### The problem
Every entry that follows should be repeated exactly; drop the images.

↓↓↓

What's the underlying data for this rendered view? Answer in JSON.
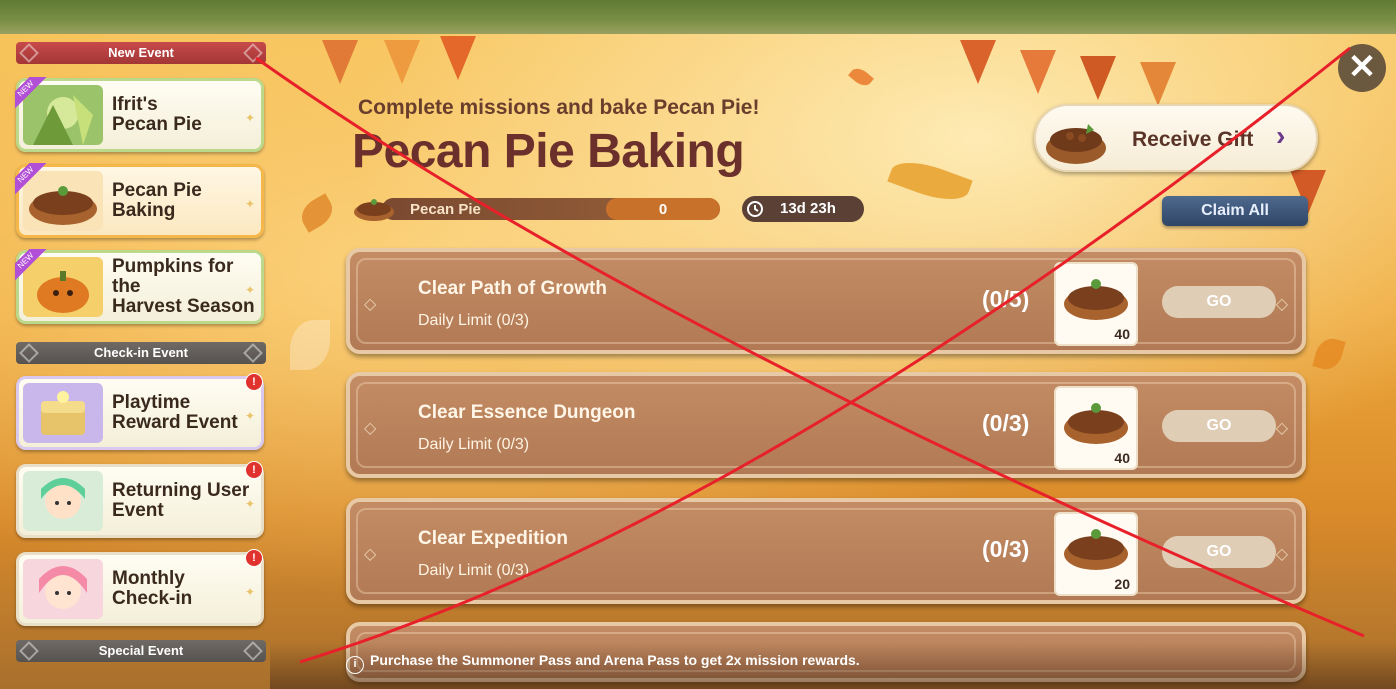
{
  "sidebar": {
    "categories": {
      "new_event": "New Event",
      "checkin_event": "Check-in Event",
      "special_event": "Special Event"
    },
    "new_tag": "NEW",
    "alert_mark": "!",
    "items": [
      {
        "label": "Ifrit's\nPecan Pie",
        "icon": "ifrit-character-thumbnail"
      },
      {
        "label": "Pecan Pie\nBaking",
        "icon": "pecan-pie-thumbnail"
      },
      {
        "label": "Pumpkins for\nthe\nHarvest Season",
        "icon": "pumpkin-thumbnail"
      },
      {
        "label": "Playtime\nReward Event",
        "icon": "treasure-chest-thumbnail"
      },
      {
        "label": "Returning User\nEvent",
        "icon": "green-hair-character-thumbnail"
      },
      {
        "label": "Monthly\nCheck-in",
        "icon": "pink-hair-character-thumbnail"
      }
    ]
  },
  "header": {
    "subtitle": "Complete missions and bake Pecan Pie!",
    "title": "Pecan Pie Baking",
    "currency_name": "Pecan Pie",
    "currency_value": "0",
    "timer": "13d 23h",
    "receive_gift": "Receive Gift",
    "claim_all": "Claim All",
    "close": "✕"
  },
  "missions": [
    {
      "title": "Clear Path of Growth",
      "limit": "Daily Limit (0/3)",
      "progress": "(0/5)",
      "reward_qty": "40",
      "go": "GO"
    },
    {
      "title": "Clear Essence Dungeon",
      "limit": "Daily Limit (0/3)",
      "progress": "(0/3)",
      "reward_qty": "40",
      "go": "GO"
    },
    {
      "title": "Clear Expedition",
      "limit": "Daily Limit (0/3)",
      "progress": "(0/3)",
      "reward_qty": "20",
      "go": "GO"
    }
  ],
  "footer": {
    "info_icon": "i",
    "note": "Purchase the Summoner Pass and Arena Pass to get 2x mission rewards."
  },
  "colors": {
    "accent_red_cross": "#e8202a",
    "title_brown": "#6b2f2c",
    "mission_card": "#b17a55",
    "claim_all_blue": "#2f4566"
  }
}
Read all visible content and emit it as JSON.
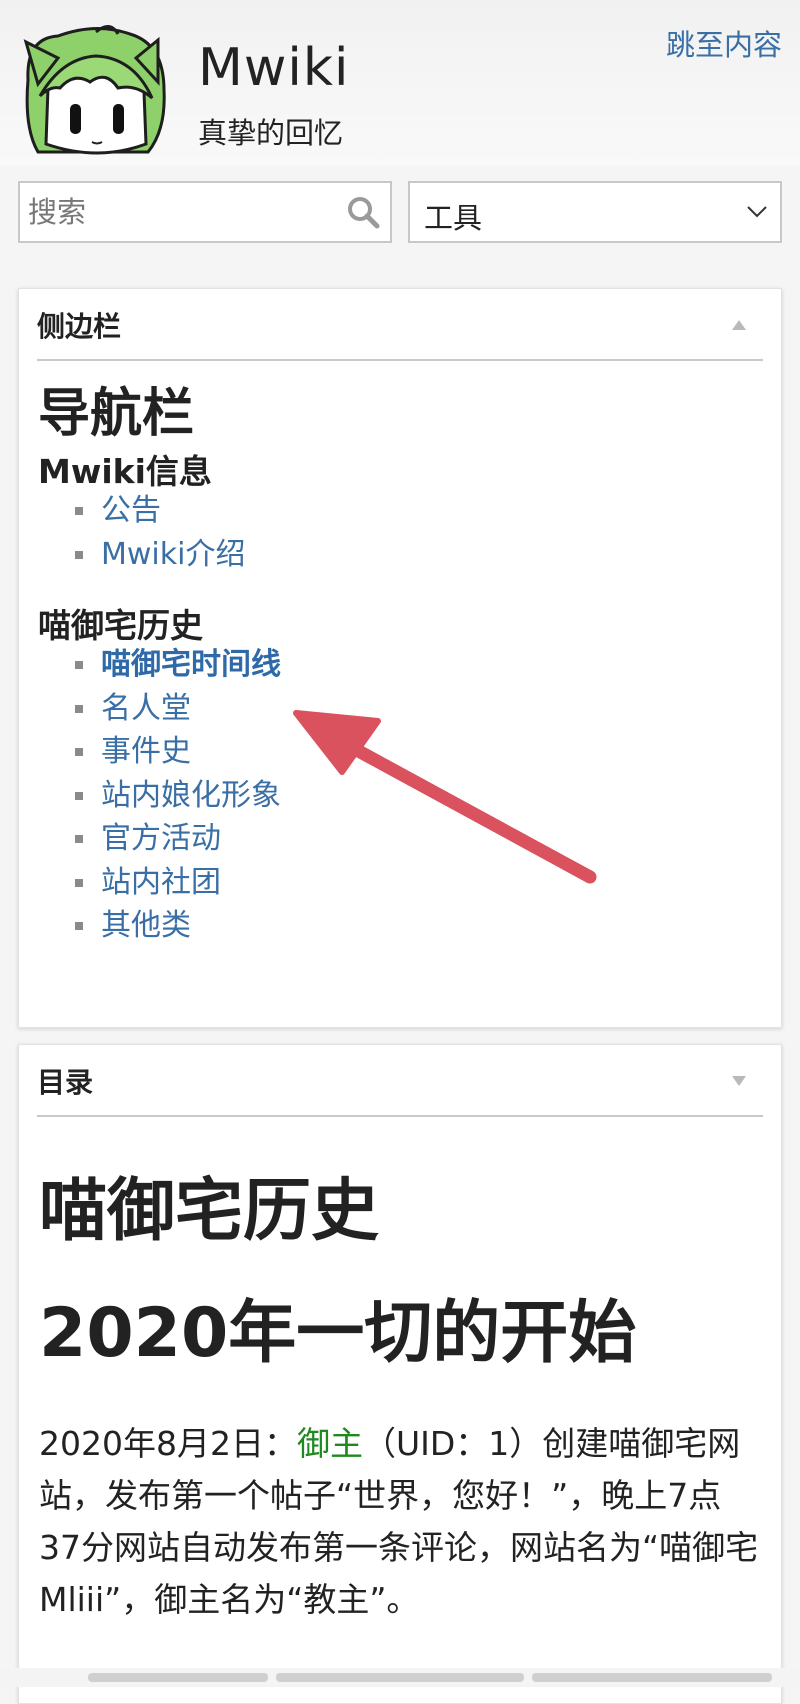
{
  "header": {
    "skip_link": "跳至内容",
    "site_name": "Mwiki",
    "tagline": "真挚的回忆",
    "logo_text": "Mwiki"
  },
  "search": {
    "placeholder": "搜索"
  },
  "tools": {
    "label": "工具"
  },
  "sidebar": {
    "title": "侧边栏",
    "nav_heading": "导航栏",
    "groups": [
      {
        "title": "Mwiki信息",
        "items": [
          "公告",
          "Mwiki介绍"
        ]
      },
      {
        "title": "喵御宅历史",
        "items": [
          "喵御宅时间线",
          "名人堂",
          "事件史",
          "站内娘化形象",
          "官方活动",
          "站内社团",
          "其他类"
        ]
      }
    ],
    "active_item": "喵御宅时间线"
  },
  "toc": {
    "title": "目录",
    "page_title": "喵御宅历史",
    "section_title": "2020年一切的开始",
    "paragraph": {
      "prefix": "2020年8月2日：",
      "user_link": "御主",
      "body": "（UID：1）创建喵御宅网站，发布第一个帖子“世界，您好！”，晚上7点37分网站自动发布第一条评论，网站名为“喵御宅Mliii”，御主名为“教主”。"
    }
  },
  "colors": {
    "link": "#3a6fa6",
    "user_link": "#1e8a1e",
    "annotation_arrow": "#d9525e"
  }
}
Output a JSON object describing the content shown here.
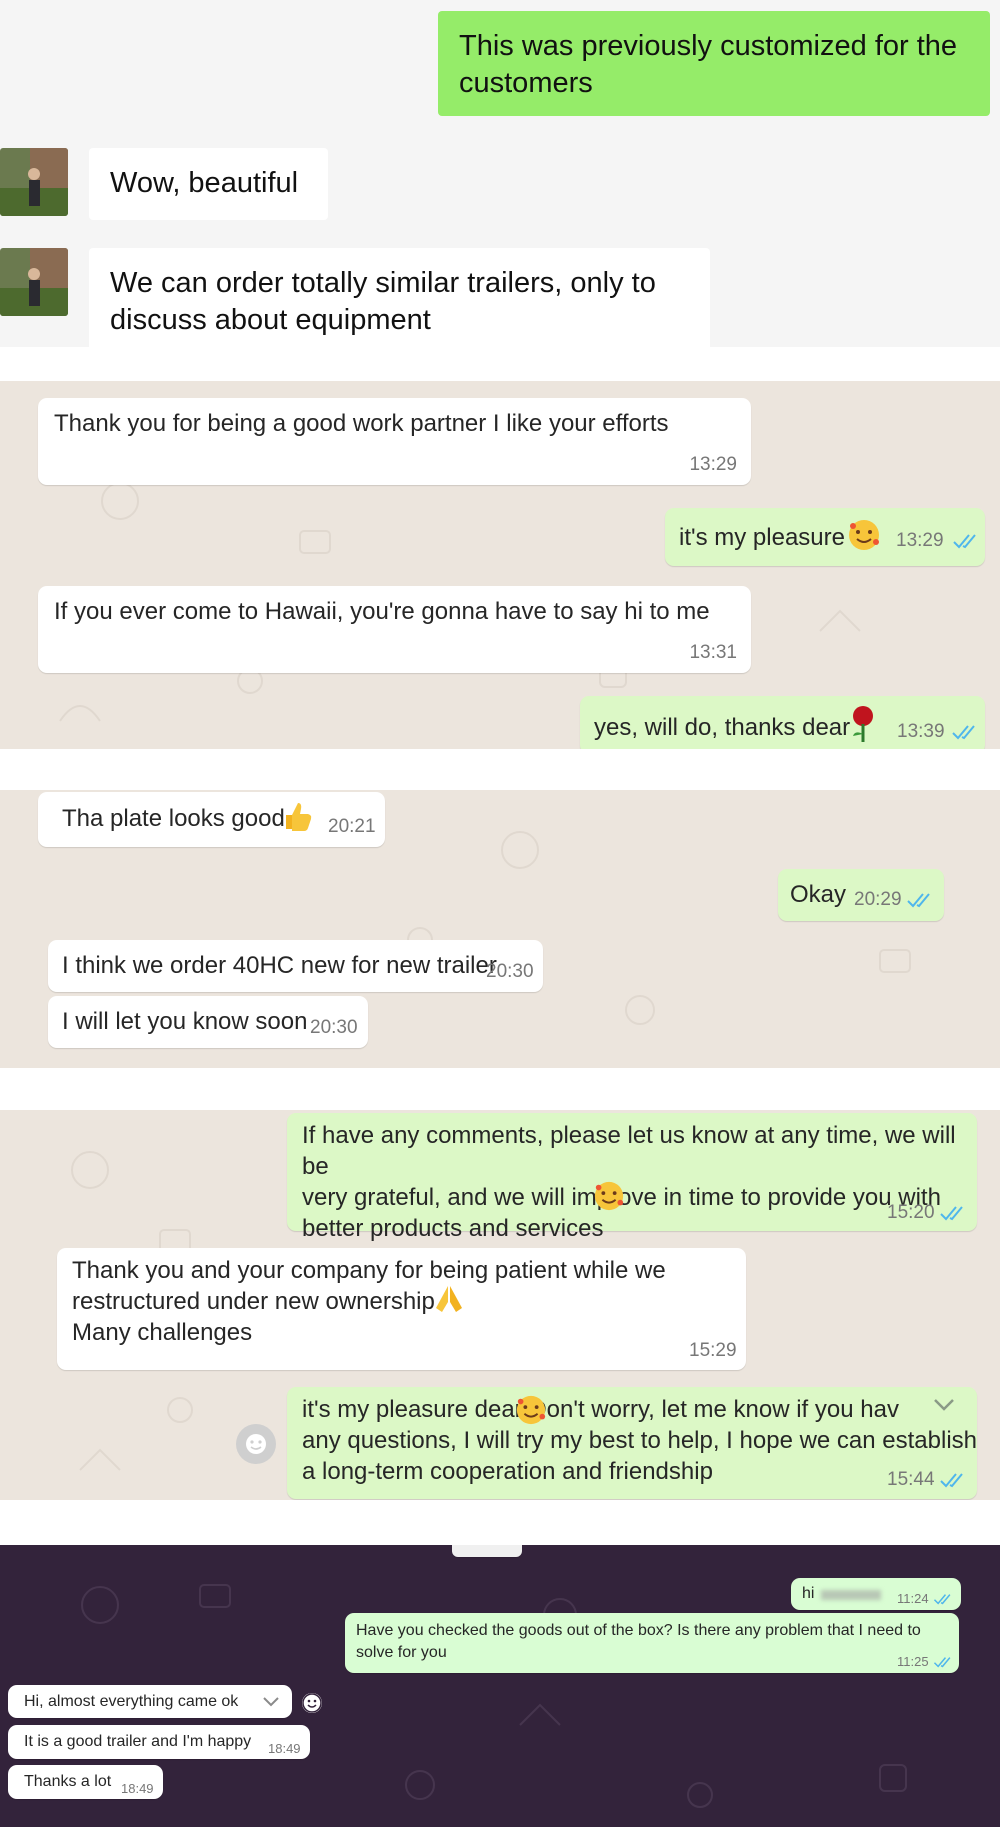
{
  "panel1": {
    "out1": "This was previously customized for the\ncustomers",
    "in1": "Wow, beautiful",
    "in2": "We can order totally similar trailers, only to\ndiscuss about equipment"
  },
  "panel2": {
    "in1": {
      "text": "Thank you for being a good work partner I like your efforts",
      "time": "13:29"
    },
    "out1": {
      "text": "it's my pleasure",
      "time": "13:29"
    },
    "in2": {
      "text": "If you ever come to Hawaii, you're gonna have to say hi to me",
      "time": "13:31"
    },
    "out2": {
      "text": "yes, will do, thanks dear",
      "time": "13:39"
    }
  },
  "panel3": {
    "in1": {
      "text": "Tha plate looks good",
      "time": "20:21"
    },
    "out1": {
      "text": "Okay",
      "time": "20:29"
    },
    "in2": {
      "text": "I think we order 40HC new for new trailer",
      "time": "20:30"
    },
    "in3": {
      "text": "I will let you know soon",
      "time": "20:30"
    }
  },
  "panel4": {
    "out1": {
      "text": "If have any comments, please let us know at any time, we will be\nvery grateful, and we will improve in time to provide you with\nbetter products and services",
      "time": "15:20"
    },
    "in1": {
      "text": "Thank you and your company for being patient while we\nrestructured under new ownership \nMany challenges",
      "time": "15:29"
    },
    "out2": {
      "text": "it's my pleasure dear   Don't worry, let me know if you hav\nany questions, I will try my best to help, I hope we can establish\na long-term cooperation and friendship",
      "time": "15:44"
    }
  },
  "panel5": {
    "out1": {
      "text": "hi",
      "time": "11:24"
    },
    "out2": {
      "text": "Have you checked the goods out of the box? Is there any problem that I need to\nsolve for you",
      "time": "11:25"
    },
    "in1": {
      "text": "Hi, almost everything came ok"
    },
    "in2": {
      "text": "It is a good trailer and I'm happy",
      "time": "18:49"
    },
    "in3": {
      "text": "Thanks a lot",
      "time": "18:49"
    }
  },
  "colors": {
    "wechat_green": "#95ec69",
    "whatsapp_out": "#dcf8c6",
    "whatsapp_bg": "#ece5dd",
    "tick_blue": "#4fb6ec",
    "dark_bg": "#33233b"
  }
}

↑↑↑

### Reply to the task
What's the underlying data for this rendered view? Answer in JSON.
{
  "sidebar": {
    "categories": {
      "new_event": "New Event",
      "checkin_event": "Check-in Event",
      "special_event": "Special Event"
    },
    "new_tag": "NEW",
    "alert_mark": "!",
    "items": [
      {
        "label": "Ifrit's\nPecan Pie",
        "icon": "ifrit-character-thumbnail"
      },
      {
        "label": "Pecan Pie\nBaking",
        "icon": "pecan-pie-thumbnail"
      },
      {
        "label": "Pumpkins for\nthe\nHarvest Season",
        "icon": "pumpkin-thumbnail"
      },
      {
        "label": "Playtime\nReward Event",
        "icon": "treasure-chest-thumbnail"
      },
      {
        "label": "Returning User\nEvent",
        "icon": "green-hair-character-thumbnail"
      },
      {
        "label": "Monthly\nCheck-in",
        "icon": "pink-hair-character-thumbnail"
      }
    ]
  },
  "header": {
    "subtitle": "Complete missions and bake Pecan Pie!",
    "title": "Pecan Pie Baking",
    "currency_name": "Pecan Pie",
    "currency_value": "0",
    "timer": "13d 23h",
    "receive_gift": "Receive Gift",
    "claim_all": "Claim All",
    "close": "✕"
  },
  "missions": [
    {
      "title": "Clear Path of Growth",
      "limit": "Daily Limit (0/3)",
      "progress": "(0/5)",
      "reward_qty": "40",
      "go": "GO"
    },
    {
      "title": "Clear Essence Dungeon",
      "limit": "Daily Limit (0/3)",
      "progress": "(0/3)",
      "reward_qty": "40",
      "go": "GO"
    },
    {
      "title": "Clear Expedition",
      "limit": "Daily Limit (0/3)",
      "progress": "(0/3)",
      "reward_qty": "20",
      "go": "GO"
    }
  ],
  "footer": {
    "info_icon": "i",
    "note": "Purchase the Summoner Pass and Arena Pass to get 2x mission rewards."
  },
  "colors": {
    "accent_red_cross": "#e8202a",
    "title_brown": "#6b2f2c",
    "mission_card": "#b17a55",
    "claim_all_blue": "#2f4566"
  }
}
Read all visible content and emit it as JSON.
{
  "header": {
    "skip_link": "跳至内容",
    "site_name": "Mwiki",
    "tagline": "真挚的回忆",
    "logo_text": "Mwiki"
  },
  "search": {
    "placeholder": "搜索"
  },
  "tools": {
    "label": "工具"
  },
  "sidebar": {
    "title": "侧边栏",
    "nav_heading": "导航栏",
    "groups": [
      {
        "title": "Mwiki信息",
        "items": [
          "公告",
          "Mwiki介绍"
        ]
      },
      {
        "title": "喵御宅历史",
        "items": [
          "喵御宅时间线",
          "名人堂",
          "事件史",
          "站内娘化形象",
          "官方活动",
          "站内社团",
          "其他类"
        ]
      }
    ],
    "active_item": "喵御宅时间线"
  },
  "toc": {
    "title": "目录",
    "page_title": "喵御宅历史",
    "section_title": "2020年一切的开始",
    "paragraph": {
      "prefix": "2020年8月2日：",
      "user_link": "御主",
      "body": "（UID：1）创建喵御宅网站，发布第一个帖子“世界，您好！”，晚上7点37分网站自动发布第一条评论，网站名为“喵御宅Mliii”，御主名为“教主”。"
    }
  },
  "colors": {
    "link": "#3a6fa6",
    "user_link": "#1e8a1e",
    "annotation_arrow": "#d9525e"
  }
}
Output a JSON object describing the content shown here.
{
  "panel1": {
    "out1": "This was previously customized for the\ncustomers",
    "in1": "Wow, beautiful",
    "in2": "We can order totally similar trailers, only to\ndiscuss about equipment"
  },
  "panel2": {
    "in1": {
      "text": "Thank you for being a good work partner I like your efforts",
      "time": "13:29"
    },
    "out1": {
      "text": "it's my pleasure",
      "time": "13:29"
    },
    "in2": {
      "text": "If you ever come to Hawaii, you're gonna have to say hi to me",
      "time": "13:31"
    },
    "out2": {
      "text": "yes, will do, thanks dear",
      "time": "13:39"
    }
  },
  "panel3": {
    "in1": {
      "text": "Tha plate looks good",
      "time": "20:21"
    },
    "out1": {
      "text": "Okay",
      "time": "20:29"
    },
    "in2": {
      "text": "I think we order 40HC new for new trailer",
      "time": "20:30"
    },
    "in3": {
      "text": "I will let you know soon",
      "time": "20:30"
    }
  },
  "panel4": {
    "out1": {
      "text": "If have any comments, please let us know at any time, we will be\nvery grateful, and we will improve in time to provide you with\nbetter products and services",
      "time": "15:20"
    },
    "in1": {
      "text": "Thank you and your company for being patient while we\nrestructured under new ownership \nMany challenges",
      "time": "15:29"
    },
    "out2": {
      "text": "it's my pleasure dear   Don't worry, let me know if you hav\nany questions, I will try my best to help, I hope we can establish\na long-term cooperation and friendship",
      "time": "15:44"
    }
  },
  "panel5": {
    "out1": {
      "text": "hi",
      "time": "11:24"
    },
    "out2": {
      "text": "Have you checked the goods out of the box? Is there any problem that I need to\nsolve for you",
      "time": "11:25"
    },
    "in1": {
      "text": "Hi, almost everything came ok"
    },
    "in2": {
      "text": "It is a good trailer and I'm happy",
      "time": "18:49"
    },
    "in3": {
      "text": "Thanks a lot",
      "time": "18:49"
    }
  },
  "colors": {
    "wechat_green": "#95ec69",
    "whatsapp_out": "#dcf8c6",
    "whatsapp_bg": "#ece5dd",
    "tick_blue": "#4fb6ec",
    "dark_bg": "#33233b"
  }
}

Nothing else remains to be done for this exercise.